(Rows from a figure dataset)
+++
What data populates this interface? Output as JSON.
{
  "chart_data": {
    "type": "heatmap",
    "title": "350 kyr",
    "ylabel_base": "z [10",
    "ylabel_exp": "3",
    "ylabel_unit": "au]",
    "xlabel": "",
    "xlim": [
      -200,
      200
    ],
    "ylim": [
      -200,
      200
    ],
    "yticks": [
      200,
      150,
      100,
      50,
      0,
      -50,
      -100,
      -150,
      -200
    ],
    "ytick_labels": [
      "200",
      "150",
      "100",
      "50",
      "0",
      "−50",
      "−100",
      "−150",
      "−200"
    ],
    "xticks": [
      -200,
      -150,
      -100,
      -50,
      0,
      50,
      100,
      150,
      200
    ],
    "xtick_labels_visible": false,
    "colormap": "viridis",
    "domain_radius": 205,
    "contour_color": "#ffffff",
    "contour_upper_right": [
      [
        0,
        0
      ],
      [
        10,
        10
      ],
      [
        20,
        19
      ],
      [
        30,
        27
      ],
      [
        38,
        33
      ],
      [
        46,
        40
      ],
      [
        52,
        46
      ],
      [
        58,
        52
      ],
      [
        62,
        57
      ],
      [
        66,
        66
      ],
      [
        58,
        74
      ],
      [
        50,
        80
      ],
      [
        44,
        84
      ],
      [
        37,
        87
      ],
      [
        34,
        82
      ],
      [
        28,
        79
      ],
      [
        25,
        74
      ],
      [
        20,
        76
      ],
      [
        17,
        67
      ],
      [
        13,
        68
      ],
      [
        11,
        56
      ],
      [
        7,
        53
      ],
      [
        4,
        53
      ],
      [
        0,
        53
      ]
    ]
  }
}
+++
Exercise task -
Restate the whole listing exactly.

Result of the task -
What data populates this interface? Output as JSON.
{
  "chart_data": {
    "type": "heatmap",
    "title": "350 kyr",
    "ylabel_base": "z [10",
    "ylabel_exp": "3",
    "ylabel_unit": "au]",
    "xlabel": "",
    "xlim": [
      -200,
      200
    ],
    "ylim": [
      -200,
      200
    ],
    "yticks": [
      200,
      150,
      100,
      50,
      0,
      -50,
      -100,
      -150,
      -200
    ],
    "ytick_labels": [
      "200",
      "150",
      "100",
      "50",
      "0",
      "−50",
      "−100",
      "−150",
      "−200"
    ],
    "xticks": [
      -200,
      -150,
      -100,
      -50,
      0,
      50,
      100,
      150,
      200
    ],
    "xtick_labels_visible": false,
    "colormap": "viridis",
    "domain_radius": 205,
    "contour_color": "#ffffff",
    "contour_upper_right": [
      [
        0,
        0
      ],
      [
        10,
        10
      ],
      [
        20,
        19
      ],
      [
        30,
        27
      ],
      [
        38,
        33
      ],
      [
        46,
        40
      ],
      [
        52,
        46
      ],
      [
        58,
        52
      ],
      [
        62,
        57
      ],
      [
        66,
        66
      ],
      [
        58,
        74
      ],
      [
        50,
        80
      ],
      [
        44,
        84
      ],
      [
        37,
        87
      ],
      [
        34,
        82
      ],
      [
        28,
        79
      ],
      [
        25,
        74
      ],
      [
        20,
        76
      ],
      [
        17,
        67
      ],
      [
        13,
        68
      ],
      [
        11,
        56
      ],
      [
        7,
        53
      ],
      [
        4,
        53
      ],
      [
        0,
        53
      ]
    ]
  }
}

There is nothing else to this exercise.